WORK REQUIRED
How many lines in the entries below contain "Nomor"? Answer with the number only.

━━━━

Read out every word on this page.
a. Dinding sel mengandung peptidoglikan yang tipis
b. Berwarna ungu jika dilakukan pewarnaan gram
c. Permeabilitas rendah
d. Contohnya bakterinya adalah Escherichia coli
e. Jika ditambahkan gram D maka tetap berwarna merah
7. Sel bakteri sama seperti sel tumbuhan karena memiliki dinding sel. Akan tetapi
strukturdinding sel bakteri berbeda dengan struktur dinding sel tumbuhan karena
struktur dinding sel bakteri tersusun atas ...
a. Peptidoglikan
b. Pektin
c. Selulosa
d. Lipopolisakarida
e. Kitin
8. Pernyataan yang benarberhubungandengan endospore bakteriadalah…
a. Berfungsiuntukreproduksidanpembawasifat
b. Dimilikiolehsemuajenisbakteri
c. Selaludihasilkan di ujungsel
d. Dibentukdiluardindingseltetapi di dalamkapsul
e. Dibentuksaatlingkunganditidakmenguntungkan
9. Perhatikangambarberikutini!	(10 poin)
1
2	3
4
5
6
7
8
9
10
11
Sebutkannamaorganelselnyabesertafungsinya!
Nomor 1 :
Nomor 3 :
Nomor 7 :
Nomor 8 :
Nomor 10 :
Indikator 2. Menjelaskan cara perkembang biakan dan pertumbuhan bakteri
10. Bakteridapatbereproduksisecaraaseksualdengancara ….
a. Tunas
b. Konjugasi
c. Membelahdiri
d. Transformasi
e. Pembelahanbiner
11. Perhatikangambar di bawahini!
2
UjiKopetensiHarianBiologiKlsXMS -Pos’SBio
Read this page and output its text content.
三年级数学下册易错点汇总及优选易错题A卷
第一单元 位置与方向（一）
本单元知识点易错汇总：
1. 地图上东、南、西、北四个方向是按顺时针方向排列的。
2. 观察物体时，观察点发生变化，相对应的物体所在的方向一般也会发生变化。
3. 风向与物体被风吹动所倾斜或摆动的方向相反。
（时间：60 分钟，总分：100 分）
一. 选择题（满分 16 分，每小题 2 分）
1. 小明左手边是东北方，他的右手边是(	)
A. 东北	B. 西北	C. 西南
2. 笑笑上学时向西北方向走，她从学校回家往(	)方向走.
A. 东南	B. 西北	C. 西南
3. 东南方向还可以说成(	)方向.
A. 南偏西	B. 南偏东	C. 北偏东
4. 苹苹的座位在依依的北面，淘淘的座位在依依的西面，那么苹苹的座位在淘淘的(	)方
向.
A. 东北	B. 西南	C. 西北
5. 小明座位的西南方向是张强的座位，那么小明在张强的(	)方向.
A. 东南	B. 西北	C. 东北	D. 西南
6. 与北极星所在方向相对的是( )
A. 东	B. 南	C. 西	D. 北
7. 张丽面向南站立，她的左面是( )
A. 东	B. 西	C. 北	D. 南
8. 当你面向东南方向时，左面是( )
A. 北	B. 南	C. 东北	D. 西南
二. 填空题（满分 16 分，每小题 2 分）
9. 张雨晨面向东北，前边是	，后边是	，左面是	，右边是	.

━━━━

FINISHED TASK
5